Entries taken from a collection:
· · · · ·
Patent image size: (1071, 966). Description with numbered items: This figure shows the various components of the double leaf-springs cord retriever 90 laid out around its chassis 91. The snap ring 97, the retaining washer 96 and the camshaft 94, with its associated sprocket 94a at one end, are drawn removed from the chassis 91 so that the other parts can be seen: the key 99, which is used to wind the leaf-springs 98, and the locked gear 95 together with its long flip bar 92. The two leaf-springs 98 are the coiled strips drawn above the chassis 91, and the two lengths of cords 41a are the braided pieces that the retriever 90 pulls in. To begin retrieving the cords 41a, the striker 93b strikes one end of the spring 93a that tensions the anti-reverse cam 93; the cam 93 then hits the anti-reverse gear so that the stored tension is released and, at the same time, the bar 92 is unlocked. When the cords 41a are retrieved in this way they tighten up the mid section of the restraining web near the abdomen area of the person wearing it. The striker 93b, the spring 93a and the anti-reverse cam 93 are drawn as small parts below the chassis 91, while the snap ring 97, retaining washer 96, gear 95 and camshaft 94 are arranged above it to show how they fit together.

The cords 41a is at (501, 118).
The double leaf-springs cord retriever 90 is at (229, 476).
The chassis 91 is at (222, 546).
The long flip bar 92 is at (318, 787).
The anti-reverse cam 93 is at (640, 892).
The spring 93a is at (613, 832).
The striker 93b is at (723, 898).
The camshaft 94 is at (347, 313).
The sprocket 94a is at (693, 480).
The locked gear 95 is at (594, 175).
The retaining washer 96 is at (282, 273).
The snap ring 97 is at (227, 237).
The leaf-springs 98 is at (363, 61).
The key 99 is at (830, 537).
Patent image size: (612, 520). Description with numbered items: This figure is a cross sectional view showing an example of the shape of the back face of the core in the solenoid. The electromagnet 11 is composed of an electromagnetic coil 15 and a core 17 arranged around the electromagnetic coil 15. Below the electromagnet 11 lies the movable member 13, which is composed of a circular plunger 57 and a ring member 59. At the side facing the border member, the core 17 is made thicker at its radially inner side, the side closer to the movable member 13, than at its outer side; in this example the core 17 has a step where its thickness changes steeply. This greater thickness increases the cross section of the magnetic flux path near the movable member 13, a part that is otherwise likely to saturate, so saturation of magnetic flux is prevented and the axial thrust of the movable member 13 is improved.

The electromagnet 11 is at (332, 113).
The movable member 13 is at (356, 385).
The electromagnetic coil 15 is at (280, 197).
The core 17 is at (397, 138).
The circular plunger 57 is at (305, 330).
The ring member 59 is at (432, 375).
· · · · ·
▸ **Task**
Can you duplicate the data above, line for line, without changing anything?

▸ **Worked answer**
Patent image size: (1071, 966). Description with numbered items: This figure shows the various components of the double leaf-springs cord retriever 90 laid out around its chassis 91. The snap ring 97, the retaining washer 96 and the camshaft 94, with its associated sprocket 94a at one end, are drawn removed from the chassis 91 so that the other parts can be seen: the key 99, which is used to wind the leaf-springs 98, and the locked gear 95 together with its long flip bar 92. The two leaf-springs 98 are the coiled strips drawn above the chassis 91, and the two lengths of cords 41a are the braided pieces that the retriever 90 pulls in. To begin retrieving the cords 41a, the striker 93b strikes one end of the spring 93a that tensions the anti-reverse cam 93; the cam 93 then hits the anti-reverse gear so that the stored tension is released and, at the same time, the bar 92 is unlocked. When the cords 41a are retrieved in this way they tighten up the mid section of the restraining web near the abdomen area of the person wearing it. The striker 93b, the spring 93a and the anti-reverse cam 93 are drawn as small parts below the chassis 91, while the snap ring 97, retaining washer 96, gear 95 and camshaft 94 are arranged above it to show how they fit together.

The cords 41a is at (501, 118).
The double leaf-springs cord retriever 90 is at (229, 476).
The chassis 91 is at (222, 546).
The long flip bar 92 is at (318, 787).
The anti-reverse cam 93 is at (640, 892).
The spring 93a is at (613, 832).
The striker 93b is at (723, 898).
The camshaft 94 is at (347, 313).
The sprocket 94a is at (693, 480).
The locked gear 95 is at (594, 175).
The retaining washer 96 is at (282, 273).
The snap ring 97 is at (227, 237).
The leaf-springs 98 is at (363, 61).
The key 99 is at (830, 537).
Patent image size: (612, 520). Description with numbered items: This figure is a cross sectional view showing an example of the shape of the back face of the core in the solenoid. The electromagnet 11 is composed of an electromagnetic coil 15 and a core 17 arranged around the electromagnetic coil 15. Below the electromagnet 11 lies the movable member 13, which is composed of a circular plunger 57 and a ring member 59. At the side facing the border member, the core 17 is made thicker at its radially inner side, the side closer to the movable member 13, than at its outer side; in this example the core 17 has a step where its thickness changes steeply. This greater thickness increases the cross section of the magnetic flux path near the movable member 13, a part that is otherwise likely to saturate, so saturation of magnetic flux is prevented and the axial thrust of the movable member 13 is improved.

The electromagnet 11 is at (332, 113).
The movable member 13 is at (356, 385).
The electromagnetic coil 15 is at (280, 197).
The core 17 is at (397, 138).
The circular plunger 57 is at (305, 330).
The ring member 59 is at (432, 375).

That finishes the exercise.